• [Instructions for the task]:
Copy the lines below, replacing "Bewaar" with "Opslaan" everywhere it appears and leaving everything else the same.

• [Task inputs]:
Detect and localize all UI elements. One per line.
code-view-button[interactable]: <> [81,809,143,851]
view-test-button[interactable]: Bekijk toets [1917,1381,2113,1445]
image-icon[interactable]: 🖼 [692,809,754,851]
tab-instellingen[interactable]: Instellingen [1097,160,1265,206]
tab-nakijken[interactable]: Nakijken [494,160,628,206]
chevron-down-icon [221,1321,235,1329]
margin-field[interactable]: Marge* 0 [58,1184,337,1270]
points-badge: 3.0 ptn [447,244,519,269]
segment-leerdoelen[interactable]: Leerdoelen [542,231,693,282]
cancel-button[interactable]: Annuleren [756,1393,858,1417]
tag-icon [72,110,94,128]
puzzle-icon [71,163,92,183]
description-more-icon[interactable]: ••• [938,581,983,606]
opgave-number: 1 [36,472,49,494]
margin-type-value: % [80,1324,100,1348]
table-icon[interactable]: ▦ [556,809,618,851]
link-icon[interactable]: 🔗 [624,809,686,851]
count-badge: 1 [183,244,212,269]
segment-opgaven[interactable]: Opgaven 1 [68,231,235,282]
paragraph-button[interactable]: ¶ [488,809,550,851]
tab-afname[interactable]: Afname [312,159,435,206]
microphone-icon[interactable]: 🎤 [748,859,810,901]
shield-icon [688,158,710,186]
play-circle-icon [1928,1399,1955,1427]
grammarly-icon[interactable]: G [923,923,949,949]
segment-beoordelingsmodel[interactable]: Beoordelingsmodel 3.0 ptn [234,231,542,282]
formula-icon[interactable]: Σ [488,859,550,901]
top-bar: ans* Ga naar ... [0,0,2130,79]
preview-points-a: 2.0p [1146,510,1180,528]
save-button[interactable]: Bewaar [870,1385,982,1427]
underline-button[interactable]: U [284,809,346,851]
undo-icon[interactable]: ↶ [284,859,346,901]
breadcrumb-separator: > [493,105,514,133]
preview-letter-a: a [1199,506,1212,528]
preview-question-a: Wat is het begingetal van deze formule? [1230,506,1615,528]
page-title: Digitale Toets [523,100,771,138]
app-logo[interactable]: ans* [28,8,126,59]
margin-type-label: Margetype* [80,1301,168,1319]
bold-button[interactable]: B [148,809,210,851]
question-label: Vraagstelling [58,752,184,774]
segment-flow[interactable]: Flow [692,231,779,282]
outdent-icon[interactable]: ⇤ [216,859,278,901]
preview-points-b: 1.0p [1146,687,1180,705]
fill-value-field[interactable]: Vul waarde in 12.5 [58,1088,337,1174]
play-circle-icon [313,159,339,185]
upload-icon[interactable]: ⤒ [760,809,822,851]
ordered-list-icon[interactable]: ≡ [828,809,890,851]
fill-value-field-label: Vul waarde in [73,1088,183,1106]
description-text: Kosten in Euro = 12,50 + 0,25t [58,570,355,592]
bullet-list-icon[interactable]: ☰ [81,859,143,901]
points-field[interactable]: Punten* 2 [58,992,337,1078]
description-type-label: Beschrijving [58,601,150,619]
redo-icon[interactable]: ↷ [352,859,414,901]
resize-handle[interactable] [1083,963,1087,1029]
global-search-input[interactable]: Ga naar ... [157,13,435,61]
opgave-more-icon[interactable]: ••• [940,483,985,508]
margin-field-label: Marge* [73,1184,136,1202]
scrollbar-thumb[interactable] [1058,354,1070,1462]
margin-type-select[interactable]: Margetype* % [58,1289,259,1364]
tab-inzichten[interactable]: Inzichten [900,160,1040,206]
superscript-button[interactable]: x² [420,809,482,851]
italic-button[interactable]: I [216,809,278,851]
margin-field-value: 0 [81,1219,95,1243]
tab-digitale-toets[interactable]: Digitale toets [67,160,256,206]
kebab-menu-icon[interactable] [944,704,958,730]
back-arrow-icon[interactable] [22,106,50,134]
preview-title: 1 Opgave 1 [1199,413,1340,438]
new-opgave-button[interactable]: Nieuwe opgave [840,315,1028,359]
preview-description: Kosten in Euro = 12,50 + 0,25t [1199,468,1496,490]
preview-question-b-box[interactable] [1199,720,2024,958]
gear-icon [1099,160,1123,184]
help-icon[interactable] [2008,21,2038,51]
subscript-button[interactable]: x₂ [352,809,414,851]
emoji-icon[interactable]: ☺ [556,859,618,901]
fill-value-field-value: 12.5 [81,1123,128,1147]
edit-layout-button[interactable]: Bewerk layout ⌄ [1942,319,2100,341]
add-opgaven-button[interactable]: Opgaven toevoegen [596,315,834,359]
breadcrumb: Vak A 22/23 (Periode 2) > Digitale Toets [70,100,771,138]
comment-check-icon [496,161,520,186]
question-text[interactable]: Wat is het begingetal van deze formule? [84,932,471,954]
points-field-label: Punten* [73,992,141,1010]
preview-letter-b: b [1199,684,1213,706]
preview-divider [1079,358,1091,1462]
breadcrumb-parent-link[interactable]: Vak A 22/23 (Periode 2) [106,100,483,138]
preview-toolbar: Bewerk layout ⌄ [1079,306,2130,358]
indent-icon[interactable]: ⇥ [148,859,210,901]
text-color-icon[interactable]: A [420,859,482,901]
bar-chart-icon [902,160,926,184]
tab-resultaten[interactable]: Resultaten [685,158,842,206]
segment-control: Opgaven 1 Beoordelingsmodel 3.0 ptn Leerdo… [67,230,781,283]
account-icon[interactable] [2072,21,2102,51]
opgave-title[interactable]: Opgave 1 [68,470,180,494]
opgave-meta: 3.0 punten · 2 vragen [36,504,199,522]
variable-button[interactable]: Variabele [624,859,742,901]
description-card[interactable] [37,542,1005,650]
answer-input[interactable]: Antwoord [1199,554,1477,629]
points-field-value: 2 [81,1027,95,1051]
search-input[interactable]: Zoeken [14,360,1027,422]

• [Written response]:
Detect and localize all UI elements. One per line.
code-view-button[interactable]: <> [81,809,143,851]
view-test-button[interactable]: Bekijk toets [1917,1381,2113,1445]
image-icon[interactable]: 🖼 [692,809,754,851]
tab-instellingen[interactable]: Instellingen [1097,160,1265,206]
tab-nakijken[interactable]: Nakijken [494,160,628,206]
chevron-down-icon [221,1321,235,1329]
margin-field[interactable]: Marge* 0 [58,1184,337,1270]
points-badge: 3.0 ptn [447,244,519,269]
segment-leerdoelen[interactable]: Leerdoelen [542,231,693,282]
cancel-button[interactable]: Annuleren [756,1393,858,1417]
tag-icon [72,110,94,128]
puzzle-icon [71,163,92,183]
description-more-icon[interactable]: ••• [938,581,983,606]
opgave-number: 1 [36,472,49,494]
margin-type-value: % [80,1324,100,1348]
table-icon[interactable]: ▦ [556,809,618,851]
link-icon[interactable]: 🔗 [624,809,686,851]
count-badge: 1 [183,244,212,269]
segment-opgaven[interactable]: Opgaven 1 [68,231,235,282]
paragraph-button[interactable]: ¶ [488,809,550,851]
tab-afname[interactable]: Afname [312,159,435,206]
microphone-icon[interactable]: 🎤 [748,859,810,901]
shield-icon [688,158,710,186]
play-circle-icon [1928,1399,1955,1427]
grammarly-icon[interactable]: G [923,923,949,949]
segment-beoordelingsmodel[interactable]: Beoordelingsmodel 3.0 ptn [234,231,542,282]
formula-icon[interactable]: Σ [488,859,550,901]
top-bar: ans* Ga naar ... [0,0,2130,79]
preview-points-a: 2.0p [1146,510,1180,528]
save-button[interactable]: Opslaan [870,1385,982,1427]
underline-button[interactable]: U [284,809,346,851]
undo-icon[interactable]: ↶ [284,859,346,901]
breadcrumb-separator: > [493,105,514,133]
preview-letter-a: a [1199,506,1212,528]
preview-question-a: Wat is het begingetal van deze formule? [1230,506,1615,528]
page-title: Digitale Toets [523,100,771,138]
app-logo[interactable]: ans* [28,8,126,59]
margin-type-label: Margetype* [80,1301,168,1319]
bold-button[interactable]: B [148,809,210,851]
question-label: Vraagstelling [58,752,184,774]
segment-flow[interactable]: Flow [692,231,779,282]
outdent-icon[interactable]: ⇤ [216,859,278,901]
preview-points-b: 1.0p [1146,687,1180,705]
fill-value-field[interactable]: Vul waarde in 12.5 [58,1088,337,1174]
play-circle-icon [313,159,339,185]
upload-icon[interactable]: ⤒ [760,809,822,851]
ordered-list-icon[interactable]: ≡ [828,809,890,851]
fill-value-field-label: Vul waarde in [73,1088,183,1106]
description-text: Kosten in Euro = 12,50 + 0,25t [58,570,355,592]
bullet-list-icon[interactable]: ☰ [81,859,143,901]
points-field[interactable]: Punten* 2 [58,992,337,1078]
description-type-label: Beschrijving [58,601,150,619]
redo-icon[interactable]: ↷ [352,859,414,901]
resize-handle[interactable] [1083,963,1087,1029]
global-search-input[interactable]: Ga naar ... [157,13,435,61]
opgave-more-icon[interactable]: ••• [940,483,985,508]
margin-field-label: Marge* [73,1184,136,1202]
scrollbar-thumb[interactable] [1058,354,1070,1462]
margin-type-select[interactable]: Margetype* % [58,1289,259,1364]
tab-inzichten[interactable]: Inzichten [900,160,1040,206]
superscript-button[interactable]: x² [420,809,482,851]
italic-button[interactable]: I [216,809,278,851]
margin-field-value: 0 [81,1219,95,1243]
tab-digitale-toets[interactable]: Digitale toets [67,160,256,206]
kebab-menu-icon[interactable] [944,704,958,730]
back-arrow-icon[interactable] [22,106,50,134]
preview-title: 1 Opgave 1 [1199,413,1340,438]
new-opgave-button[interactable]: Nieuwe opgave [840,315,1028,359]
preview-description: Kosten in Euro = 12,50 + 0,25t [1199,468,1496,490]
preview-question-b-box[interactable] [1199,720,2024,958]
gear-icon [1099,160,1123,184]
help-icon[interactable] [2008,21,2038,51]
subscript-button[interactable]: x₂ [352,809,414,851]
emoji-icon[interactable]: ☺ [556,859,618,901]
fill-value-field-value: 12.5 [81,1123,128,1147]
edit-layout-button[interactable]: Bewerk layout ⌄ [1942,319,2100,341]
add-opgaven-button[interactable]: Opgaven toevoegen [596,315,834,359]
breadcrumb: Vak A 22/23 (Periode 2) > Digitale Toets [70,100,771,138]
comment-check-icon [496,161,520,186]
question-text[interactable]: Wat is het begingetal van deze formule? [84,932,471,954]
points-field-label: Punten* [73,992,141,1010]
preview-letter-b: b [1199,684,1213,706]
preview-divider [1079,358,1091,1462]
breadcrumb-parent-link[interactable]: Vak A 22/23 (Periode 2) [106,100,483,138]
preview-toolbar: Bewerk layout ⌄ [1079,306,2130,358]
indent-icon[interactable]: ⇥ [148,859,210,901]
text-color-icon[interactable]: A [420,859,482,901]
bar-chart-icon [902,160,926,184]
tab-resultaten[interactable]: Resultaten [685,158,842,206]
segment-control: Opgaven 1 Beoordelingsmodel 3.0 ptn Leerdo… [67,230,781,283]
account-icon[interactable] [2072,21,2102,51]
opgave-title[interactable]: Opgave 1 [68,470,180,494]
opgave-meta: 3.0 punten · 2 vragen [36,504,199,522]
variable-button[interactable]: Variabele [624,859,742,901]
description-card[interactable] [37,542,1005,650]
answer-input[interactable]: Antwoord [1199,554,1477,629]
points-field-value: 2 [81,1027,95,1051]
search-input[interactable]: Zoeken [14,360,1027,422]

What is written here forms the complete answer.